| Supplied material |
--------------------

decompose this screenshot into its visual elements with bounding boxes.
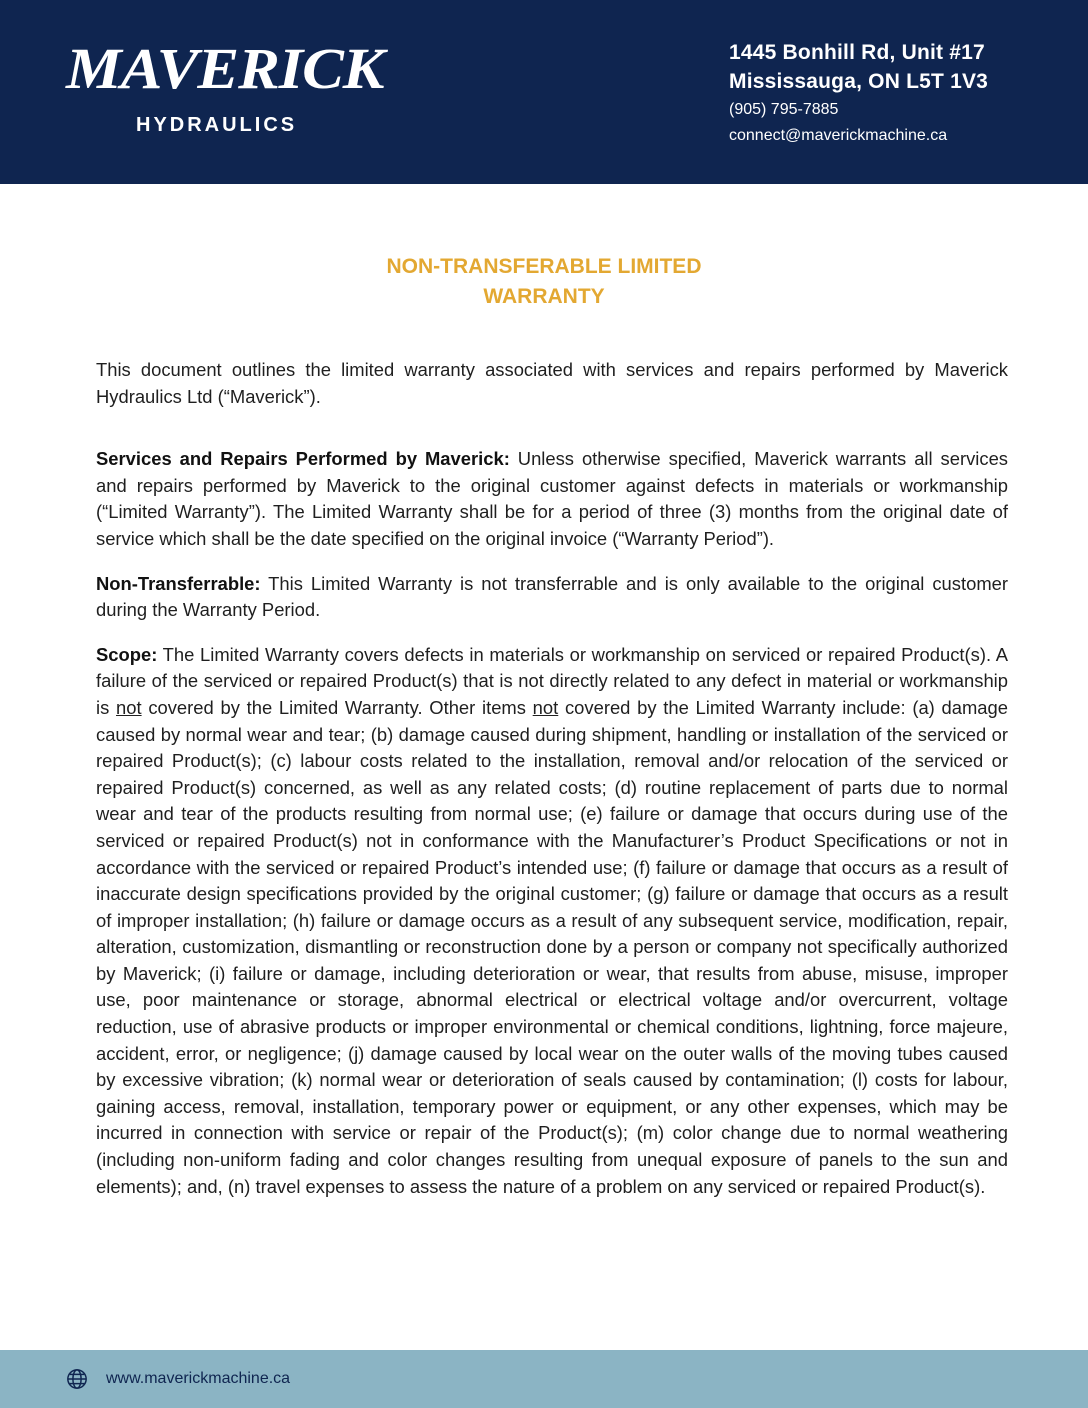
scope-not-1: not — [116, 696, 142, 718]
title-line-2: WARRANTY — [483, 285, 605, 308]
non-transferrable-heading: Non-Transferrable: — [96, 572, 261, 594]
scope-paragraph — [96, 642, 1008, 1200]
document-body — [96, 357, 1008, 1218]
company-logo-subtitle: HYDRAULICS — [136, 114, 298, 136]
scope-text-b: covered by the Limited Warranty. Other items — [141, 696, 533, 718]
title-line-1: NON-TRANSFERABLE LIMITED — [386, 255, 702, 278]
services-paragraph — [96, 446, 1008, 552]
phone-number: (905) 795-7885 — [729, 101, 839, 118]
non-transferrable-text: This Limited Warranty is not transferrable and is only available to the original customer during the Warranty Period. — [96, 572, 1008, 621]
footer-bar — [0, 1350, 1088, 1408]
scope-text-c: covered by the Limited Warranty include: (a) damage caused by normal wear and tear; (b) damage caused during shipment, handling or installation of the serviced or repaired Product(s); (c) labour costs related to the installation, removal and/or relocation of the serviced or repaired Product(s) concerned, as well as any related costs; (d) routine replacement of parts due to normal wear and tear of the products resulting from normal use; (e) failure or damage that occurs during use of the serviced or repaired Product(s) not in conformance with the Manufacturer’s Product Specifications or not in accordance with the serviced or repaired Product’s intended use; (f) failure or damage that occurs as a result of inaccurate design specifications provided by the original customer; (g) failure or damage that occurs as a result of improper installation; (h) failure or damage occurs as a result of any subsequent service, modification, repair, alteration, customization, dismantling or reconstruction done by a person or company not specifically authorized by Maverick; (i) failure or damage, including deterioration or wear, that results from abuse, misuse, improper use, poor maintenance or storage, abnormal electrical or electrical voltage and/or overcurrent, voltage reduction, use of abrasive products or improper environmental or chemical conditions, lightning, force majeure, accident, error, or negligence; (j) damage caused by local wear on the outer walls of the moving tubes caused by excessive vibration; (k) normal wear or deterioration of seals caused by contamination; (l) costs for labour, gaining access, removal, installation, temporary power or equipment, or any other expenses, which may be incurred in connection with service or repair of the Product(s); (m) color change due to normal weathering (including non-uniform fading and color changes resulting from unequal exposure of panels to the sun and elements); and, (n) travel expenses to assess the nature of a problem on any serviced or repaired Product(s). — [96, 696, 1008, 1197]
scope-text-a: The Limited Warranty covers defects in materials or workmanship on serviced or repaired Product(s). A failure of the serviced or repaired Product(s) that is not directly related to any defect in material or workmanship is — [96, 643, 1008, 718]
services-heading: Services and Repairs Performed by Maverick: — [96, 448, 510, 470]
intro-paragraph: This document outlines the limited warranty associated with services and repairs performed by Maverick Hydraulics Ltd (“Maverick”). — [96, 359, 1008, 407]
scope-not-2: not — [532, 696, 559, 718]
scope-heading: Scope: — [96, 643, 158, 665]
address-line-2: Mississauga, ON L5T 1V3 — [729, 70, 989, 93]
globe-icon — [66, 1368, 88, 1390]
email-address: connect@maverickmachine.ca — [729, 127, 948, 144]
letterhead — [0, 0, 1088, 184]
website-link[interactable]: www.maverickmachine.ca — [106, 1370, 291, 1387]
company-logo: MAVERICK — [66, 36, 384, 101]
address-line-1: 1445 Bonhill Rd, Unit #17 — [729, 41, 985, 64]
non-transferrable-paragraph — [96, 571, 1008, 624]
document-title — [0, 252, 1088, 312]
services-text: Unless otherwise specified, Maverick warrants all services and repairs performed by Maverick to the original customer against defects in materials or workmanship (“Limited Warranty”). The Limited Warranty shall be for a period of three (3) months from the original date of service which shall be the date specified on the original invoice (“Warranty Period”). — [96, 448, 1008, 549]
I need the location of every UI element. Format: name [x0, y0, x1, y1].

--------------------

| Aim |
Copy out every line of the entries above word for word, leaving out the pictures.

| Response to this exercise |
decompose this screenshot into its visual elements with bounding boxes.
scope-not-1: not — [116, 696, 142, 718]
title-line-2: WARRANTY — [483, 285, 605, 308]
non-transferrable-heading: Non-Transferrable: — [96, 572, 261, 594]
scope-paragraph — [96, 642, 1008, 1200]
document-body — [96, 357, 1008, 1218]
company-logo-subtitle: HYDRAULICS — [136, 114, 298, 136]
scope-text-b: covered by the Limited Warranty. Other items — [141, 696, 533, 718]
title-line-1: NON-TRANSFERABLE LIMITED — [386, 255, 702, 278]
services-paragraph — [96, 446, 1008, 552]
phone-number: (905) 795-7885 — [729, 101, 839, 118]
non-transferrable-text: This Limited Warranty is not transferrable and is only available to the original customer during the Warranty Period. — [96, 572, 1008, 621]
footer-bar — [0, 1350, 1088, 1408]
scope-text-c: covered by the Limited Warranty include: (a) damage caused by normal wear and tear; (b) damage caused during shipment, handling or installation of the serviced or repaired Product(s); (c) labour costs related to the installation, removal and/or relocation of the serviced or repaired Product(s) concerned, as well as any related costs; (d) routine replacement of parts due to normal wear and tear of the products resulting from normal use; (e) failure or damage that occurs during use of the serviced or repaired Product(s) not in conformance with the Manufacturer’s Product Specifications or not in accordance with the serviced or repaired Product’s intended use; (f) failure or damage that occurs as a result of inaccurate design specifications provided by the original customer; (g) failure or damage that occurs as a result of improper installation; (h) failure or damage occurs as a result of any subsequent service, modification, repair, alteration, customization, dismantling or reconstruction done by a person or company not specifically authorized by Maverick; (i) failure or damage, including deterioration or wear, that results from abuse, misuse, improper use, poor maintenance or storage, abnormal electrical or electrical voltage and/or overcurrent, voltage reduction, use of abrasive products or improper environmental or chemical conditions, lightning, force majeure, accident, error, or negligence; (j) damage caused by local wear on the outer walls of the moving tubes caused by excessive vibration; (k) normal wear or deterioration of seals caused by contamination; (l) costs for labour, gaining access, removal, installation, temporary power or equipment, or any other expenses, which may be incurred in connection with service or repair of the Product(s); (m) color change due to normal weathering (including non-uniform fading and color changes resulting from unequal exposure of panels to the sun and elements); and, (n) travel expenses to assess the nature of a problem on any serviced or repaired Product(s). — [96, 696, 1008, 1197]
scope-text-a: The Limited Warranty covers defects in materials or workmanship on serviced or repaired Product(s). A failure of the serviced or repaired Product(s) that is not directly related to any defect in material or workmanship is — [96, 643, 1008, 718]
services-heading: Services and Repairs Performed by Maverick: — [96, 448, 510, 470]
intro-paragraph: This document outlines the limited warranty associated with services and repairs performed by Maverick Hydraulics Ltd (“Maverick”). — [96, 359, 1008, 407]
scope-not-2: not — [532, 696, 559, 718]
scope-heading: Scope: — [96, 643, 158, 665]
address-line-2: Mississauga, ON L5T 1V3 — [729, 70, 989, 93]
globe-icon — [66, 1368, 88, 1390]
email-address: connect@maverickmachine.ca — [729, 127, 948, 144]
letterhead — [0, 0, 1088, 184]
website-link[interactable]: www.maverickmachine.ca — [106, 1370, 291, 1387]
company-logo: MAVERICK — [66, 36, 384, 101]
address-line-1: 1445 Bonhill Rd, Unit #17 — [729, 41, 985, 64]
non-transferrable-paragraph — [96, 571, 1008, 624]
document-title — [0, 252, 1088, 312]
services-text: Unless otherwise specified, Maverick warrants all services and repairs performed by Maverick to the original customer against defects in materials or workmanship (“Limited Warranty”). The Limited Warranty shall be for a period of three (3) months from the original date of service which shall be the date specified on the original invoice (“Warranty Period”). — [96, 448, 1008, 549]
I need the location of every UI element. Format: name [x0, y0, x1, y1].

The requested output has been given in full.